What needs to be done » Report all lines holding "לילך".

Exercise material »
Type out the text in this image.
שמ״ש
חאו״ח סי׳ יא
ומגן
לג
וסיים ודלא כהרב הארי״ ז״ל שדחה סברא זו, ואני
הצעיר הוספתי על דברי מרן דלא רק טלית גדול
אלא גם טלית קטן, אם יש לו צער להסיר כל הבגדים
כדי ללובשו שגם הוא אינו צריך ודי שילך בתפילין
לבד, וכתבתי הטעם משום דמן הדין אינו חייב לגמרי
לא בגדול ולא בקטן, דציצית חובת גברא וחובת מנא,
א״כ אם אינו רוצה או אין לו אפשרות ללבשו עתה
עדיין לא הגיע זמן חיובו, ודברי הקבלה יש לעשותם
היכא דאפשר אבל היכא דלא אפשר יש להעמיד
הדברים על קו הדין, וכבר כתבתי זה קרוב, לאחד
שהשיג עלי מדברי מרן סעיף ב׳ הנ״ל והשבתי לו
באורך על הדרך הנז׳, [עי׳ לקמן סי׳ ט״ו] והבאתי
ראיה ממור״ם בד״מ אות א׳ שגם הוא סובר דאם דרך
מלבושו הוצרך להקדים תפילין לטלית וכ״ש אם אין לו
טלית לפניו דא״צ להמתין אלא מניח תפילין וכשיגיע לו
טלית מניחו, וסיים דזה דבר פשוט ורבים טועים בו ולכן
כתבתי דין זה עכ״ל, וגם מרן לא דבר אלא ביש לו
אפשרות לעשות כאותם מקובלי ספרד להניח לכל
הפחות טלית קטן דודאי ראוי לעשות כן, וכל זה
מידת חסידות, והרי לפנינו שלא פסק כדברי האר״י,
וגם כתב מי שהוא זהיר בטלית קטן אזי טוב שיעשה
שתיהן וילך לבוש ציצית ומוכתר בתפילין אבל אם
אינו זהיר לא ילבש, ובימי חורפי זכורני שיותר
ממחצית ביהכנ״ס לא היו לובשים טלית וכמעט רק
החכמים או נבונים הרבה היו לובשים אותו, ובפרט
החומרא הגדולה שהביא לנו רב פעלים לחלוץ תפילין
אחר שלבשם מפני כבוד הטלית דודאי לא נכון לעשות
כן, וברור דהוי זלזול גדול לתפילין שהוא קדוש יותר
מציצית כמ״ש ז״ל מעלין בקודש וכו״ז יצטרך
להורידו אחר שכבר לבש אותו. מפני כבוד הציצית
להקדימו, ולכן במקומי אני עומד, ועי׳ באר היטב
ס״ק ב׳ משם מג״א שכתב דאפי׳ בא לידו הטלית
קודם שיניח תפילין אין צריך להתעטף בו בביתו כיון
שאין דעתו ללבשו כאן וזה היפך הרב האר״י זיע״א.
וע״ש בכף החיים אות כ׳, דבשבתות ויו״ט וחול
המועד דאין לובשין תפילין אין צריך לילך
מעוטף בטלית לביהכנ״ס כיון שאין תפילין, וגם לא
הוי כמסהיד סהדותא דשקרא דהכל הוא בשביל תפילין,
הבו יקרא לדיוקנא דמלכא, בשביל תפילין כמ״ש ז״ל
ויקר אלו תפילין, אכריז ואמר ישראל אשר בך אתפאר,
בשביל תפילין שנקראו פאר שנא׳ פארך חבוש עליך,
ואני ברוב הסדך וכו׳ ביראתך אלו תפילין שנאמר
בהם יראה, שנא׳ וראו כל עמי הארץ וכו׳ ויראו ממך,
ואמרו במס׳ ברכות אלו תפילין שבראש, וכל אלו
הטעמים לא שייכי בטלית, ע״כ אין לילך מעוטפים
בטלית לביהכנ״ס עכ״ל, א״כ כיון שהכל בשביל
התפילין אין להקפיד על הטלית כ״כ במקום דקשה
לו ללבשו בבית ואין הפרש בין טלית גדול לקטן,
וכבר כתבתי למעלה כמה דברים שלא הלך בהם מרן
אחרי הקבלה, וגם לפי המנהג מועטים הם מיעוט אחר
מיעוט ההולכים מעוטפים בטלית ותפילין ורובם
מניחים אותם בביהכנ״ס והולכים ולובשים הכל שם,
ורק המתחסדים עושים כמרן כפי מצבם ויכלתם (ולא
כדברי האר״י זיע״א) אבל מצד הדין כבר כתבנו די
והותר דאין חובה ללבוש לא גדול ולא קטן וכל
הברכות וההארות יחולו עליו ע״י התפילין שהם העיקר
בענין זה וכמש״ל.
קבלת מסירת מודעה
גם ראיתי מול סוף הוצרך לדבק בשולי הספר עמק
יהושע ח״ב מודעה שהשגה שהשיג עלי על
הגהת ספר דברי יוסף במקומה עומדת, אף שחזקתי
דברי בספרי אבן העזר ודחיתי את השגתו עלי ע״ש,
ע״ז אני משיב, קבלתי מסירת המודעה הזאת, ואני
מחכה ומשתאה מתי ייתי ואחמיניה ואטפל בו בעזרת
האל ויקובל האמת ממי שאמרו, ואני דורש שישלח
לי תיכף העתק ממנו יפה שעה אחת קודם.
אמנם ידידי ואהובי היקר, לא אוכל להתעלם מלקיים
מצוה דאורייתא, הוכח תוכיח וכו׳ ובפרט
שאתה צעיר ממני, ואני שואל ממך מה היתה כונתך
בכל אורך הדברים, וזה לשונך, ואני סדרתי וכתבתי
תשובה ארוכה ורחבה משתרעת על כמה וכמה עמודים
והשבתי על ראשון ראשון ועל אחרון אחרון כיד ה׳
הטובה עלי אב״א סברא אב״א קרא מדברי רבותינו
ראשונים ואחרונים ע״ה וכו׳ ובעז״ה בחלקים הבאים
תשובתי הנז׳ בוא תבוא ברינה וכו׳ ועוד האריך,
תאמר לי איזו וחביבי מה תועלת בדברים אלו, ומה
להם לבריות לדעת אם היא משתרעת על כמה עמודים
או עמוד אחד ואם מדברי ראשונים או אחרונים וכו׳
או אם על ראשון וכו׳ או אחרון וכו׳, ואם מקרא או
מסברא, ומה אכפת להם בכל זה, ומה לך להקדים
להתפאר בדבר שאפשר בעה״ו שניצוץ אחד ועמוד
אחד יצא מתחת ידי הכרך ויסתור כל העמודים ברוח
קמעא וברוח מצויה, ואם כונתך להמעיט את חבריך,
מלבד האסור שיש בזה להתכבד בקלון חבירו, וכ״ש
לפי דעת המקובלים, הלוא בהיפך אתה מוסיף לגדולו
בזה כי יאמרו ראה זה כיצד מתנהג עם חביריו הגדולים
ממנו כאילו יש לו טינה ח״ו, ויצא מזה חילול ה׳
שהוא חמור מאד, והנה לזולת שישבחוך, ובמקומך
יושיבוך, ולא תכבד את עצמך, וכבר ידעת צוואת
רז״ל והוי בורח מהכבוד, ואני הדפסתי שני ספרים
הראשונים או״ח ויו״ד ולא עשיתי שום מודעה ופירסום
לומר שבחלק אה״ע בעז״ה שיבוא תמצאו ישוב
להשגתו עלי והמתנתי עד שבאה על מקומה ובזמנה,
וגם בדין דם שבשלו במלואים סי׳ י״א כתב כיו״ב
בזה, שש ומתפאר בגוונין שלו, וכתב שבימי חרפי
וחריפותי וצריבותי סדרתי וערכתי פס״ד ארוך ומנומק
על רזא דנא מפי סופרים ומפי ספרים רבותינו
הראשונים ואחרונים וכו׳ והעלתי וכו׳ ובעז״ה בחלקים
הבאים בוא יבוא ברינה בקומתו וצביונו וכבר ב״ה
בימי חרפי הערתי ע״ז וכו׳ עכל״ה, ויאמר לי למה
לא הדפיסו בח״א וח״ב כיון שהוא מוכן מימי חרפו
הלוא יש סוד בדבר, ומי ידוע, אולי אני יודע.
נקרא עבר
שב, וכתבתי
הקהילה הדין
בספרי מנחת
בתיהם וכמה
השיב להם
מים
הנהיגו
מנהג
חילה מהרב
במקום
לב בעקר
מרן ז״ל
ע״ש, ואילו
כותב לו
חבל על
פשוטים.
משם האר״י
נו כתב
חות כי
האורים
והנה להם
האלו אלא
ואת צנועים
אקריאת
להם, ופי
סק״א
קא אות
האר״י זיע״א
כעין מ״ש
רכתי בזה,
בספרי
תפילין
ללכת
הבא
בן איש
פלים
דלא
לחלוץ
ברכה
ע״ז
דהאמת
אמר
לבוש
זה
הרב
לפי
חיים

Full output »
המועד דאין לובשין תפילין אין צריך לילך
הטעמים לא שייכי בטלית, ע״כ אין לילך מעוטפים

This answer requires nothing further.